▽
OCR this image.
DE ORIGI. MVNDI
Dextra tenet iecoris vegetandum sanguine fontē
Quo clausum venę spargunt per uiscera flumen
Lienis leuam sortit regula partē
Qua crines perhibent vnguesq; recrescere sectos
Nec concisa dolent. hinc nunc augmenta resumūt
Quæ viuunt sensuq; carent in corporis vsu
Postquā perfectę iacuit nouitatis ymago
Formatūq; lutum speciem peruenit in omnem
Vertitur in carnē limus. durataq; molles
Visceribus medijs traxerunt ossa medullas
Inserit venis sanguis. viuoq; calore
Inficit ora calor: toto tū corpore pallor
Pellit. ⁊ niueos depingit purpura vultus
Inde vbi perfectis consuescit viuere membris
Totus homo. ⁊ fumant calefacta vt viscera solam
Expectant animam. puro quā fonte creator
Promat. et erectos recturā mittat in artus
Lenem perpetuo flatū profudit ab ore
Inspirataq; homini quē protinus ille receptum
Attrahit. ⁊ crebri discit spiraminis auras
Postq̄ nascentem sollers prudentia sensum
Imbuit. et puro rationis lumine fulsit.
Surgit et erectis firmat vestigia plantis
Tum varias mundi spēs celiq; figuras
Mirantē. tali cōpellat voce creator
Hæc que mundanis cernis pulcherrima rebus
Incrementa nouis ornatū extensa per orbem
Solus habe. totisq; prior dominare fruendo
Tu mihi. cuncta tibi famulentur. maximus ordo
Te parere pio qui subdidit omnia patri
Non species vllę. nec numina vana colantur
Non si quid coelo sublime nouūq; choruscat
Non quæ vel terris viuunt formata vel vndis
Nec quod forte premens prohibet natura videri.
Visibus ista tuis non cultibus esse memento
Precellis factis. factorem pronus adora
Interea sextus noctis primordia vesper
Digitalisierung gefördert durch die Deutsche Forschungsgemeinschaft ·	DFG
△
▶ _Do this_:
For the data above, state how many lines contain "creator"; the number is the whole answer.

▶ _Output_:
2